-- CHALLENGE --
Search the data for the word "JSON" and copy every line that contains it.

........

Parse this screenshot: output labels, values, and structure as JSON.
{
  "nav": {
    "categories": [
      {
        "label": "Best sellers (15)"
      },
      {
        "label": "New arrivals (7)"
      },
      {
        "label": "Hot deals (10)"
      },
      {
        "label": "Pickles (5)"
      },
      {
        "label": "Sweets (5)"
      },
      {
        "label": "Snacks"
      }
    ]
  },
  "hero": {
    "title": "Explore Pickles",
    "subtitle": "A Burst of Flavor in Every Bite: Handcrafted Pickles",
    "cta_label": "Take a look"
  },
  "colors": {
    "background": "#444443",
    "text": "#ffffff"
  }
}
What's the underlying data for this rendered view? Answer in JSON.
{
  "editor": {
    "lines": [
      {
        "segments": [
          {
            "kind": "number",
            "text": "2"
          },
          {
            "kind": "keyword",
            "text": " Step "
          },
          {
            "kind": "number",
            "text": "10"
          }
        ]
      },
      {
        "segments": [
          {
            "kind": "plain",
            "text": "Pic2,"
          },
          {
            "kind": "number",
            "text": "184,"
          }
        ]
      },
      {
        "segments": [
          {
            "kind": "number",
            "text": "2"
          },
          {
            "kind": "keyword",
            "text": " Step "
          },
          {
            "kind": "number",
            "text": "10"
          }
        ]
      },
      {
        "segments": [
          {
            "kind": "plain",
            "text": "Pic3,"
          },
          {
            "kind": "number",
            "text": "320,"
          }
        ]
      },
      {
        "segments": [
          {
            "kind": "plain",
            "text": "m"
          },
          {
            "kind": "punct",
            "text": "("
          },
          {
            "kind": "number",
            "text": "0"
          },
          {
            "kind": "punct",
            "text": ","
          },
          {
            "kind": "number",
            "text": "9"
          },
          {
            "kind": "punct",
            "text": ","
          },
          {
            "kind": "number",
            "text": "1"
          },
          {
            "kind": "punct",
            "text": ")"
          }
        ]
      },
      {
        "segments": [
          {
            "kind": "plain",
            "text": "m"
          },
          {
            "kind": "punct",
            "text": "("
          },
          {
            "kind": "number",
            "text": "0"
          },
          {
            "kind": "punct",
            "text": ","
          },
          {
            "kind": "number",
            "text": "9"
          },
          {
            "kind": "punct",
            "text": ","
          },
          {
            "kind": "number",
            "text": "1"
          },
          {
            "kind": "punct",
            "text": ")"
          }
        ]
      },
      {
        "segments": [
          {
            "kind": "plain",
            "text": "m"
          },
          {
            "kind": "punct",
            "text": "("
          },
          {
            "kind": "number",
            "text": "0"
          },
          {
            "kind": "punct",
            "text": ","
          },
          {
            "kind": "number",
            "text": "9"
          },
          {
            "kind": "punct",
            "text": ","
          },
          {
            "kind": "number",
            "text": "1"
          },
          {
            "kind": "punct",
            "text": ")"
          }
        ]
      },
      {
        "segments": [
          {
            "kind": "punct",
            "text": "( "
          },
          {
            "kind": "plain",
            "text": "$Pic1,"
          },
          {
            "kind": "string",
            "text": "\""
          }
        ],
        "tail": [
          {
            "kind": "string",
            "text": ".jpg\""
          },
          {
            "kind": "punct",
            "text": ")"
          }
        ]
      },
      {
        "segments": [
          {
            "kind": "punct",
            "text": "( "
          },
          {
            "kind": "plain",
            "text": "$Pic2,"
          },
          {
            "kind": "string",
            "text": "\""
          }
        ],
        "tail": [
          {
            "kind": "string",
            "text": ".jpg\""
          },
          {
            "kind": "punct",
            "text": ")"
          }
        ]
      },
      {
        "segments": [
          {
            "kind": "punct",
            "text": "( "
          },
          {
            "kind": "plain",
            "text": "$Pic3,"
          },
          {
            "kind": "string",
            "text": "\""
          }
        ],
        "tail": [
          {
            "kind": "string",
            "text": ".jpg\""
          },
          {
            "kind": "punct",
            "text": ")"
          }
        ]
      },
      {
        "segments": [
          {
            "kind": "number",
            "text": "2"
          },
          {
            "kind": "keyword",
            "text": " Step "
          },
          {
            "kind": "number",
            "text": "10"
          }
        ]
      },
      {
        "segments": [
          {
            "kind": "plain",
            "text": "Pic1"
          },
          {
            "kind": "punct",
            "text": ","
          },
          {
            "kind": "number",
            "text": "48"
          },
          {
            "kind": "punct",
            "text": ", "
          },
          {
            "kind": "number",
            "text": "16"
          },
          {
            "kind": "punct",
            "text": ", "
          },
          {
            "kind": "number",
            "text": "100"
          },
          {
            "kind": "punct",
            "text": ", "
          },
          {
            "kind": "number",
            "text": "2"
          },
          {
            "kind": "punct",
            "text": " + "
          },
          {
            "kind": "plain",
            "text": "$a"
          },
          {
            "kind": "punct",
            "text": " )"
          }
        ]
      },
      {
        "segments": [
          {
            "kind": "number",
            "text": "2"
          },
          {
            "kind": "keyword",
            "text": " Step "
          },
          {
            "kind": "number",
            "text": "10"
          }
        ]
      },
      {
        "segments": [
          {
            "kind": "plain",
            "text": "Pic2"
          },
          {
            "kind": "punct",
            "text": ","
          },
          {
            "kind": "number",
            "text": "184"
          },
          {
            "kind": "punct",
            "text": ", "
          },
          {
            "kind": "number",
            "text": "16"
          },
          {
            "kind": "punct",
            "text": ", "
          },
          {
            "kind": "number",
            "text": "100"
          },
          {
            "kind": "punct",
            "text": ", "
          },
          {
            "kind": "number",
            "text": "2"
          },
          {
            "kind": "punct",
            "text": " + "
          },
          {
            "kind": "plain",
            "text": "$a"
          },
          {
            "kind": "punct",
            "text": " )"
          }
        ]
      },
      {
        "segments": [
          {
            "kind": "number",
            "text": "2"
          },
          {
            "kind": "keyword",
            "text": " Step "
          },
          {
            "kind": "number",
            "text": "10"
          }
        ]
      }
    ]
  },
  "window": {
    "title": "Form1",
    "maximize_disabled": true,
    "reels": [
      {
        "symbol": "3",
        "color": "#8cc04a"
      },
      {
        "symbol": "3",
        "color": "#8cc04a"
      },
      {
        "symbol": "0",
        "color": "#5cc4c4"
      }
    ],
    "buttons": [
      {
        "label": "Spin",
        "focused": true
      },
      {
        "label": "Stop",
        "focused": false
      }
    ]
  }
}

........

-- RESULT OF THIS TASK --
Parse this screenshot: output labels, values, and structure as JSON.
What's the underlying data for this rendered view? Answer in JSON.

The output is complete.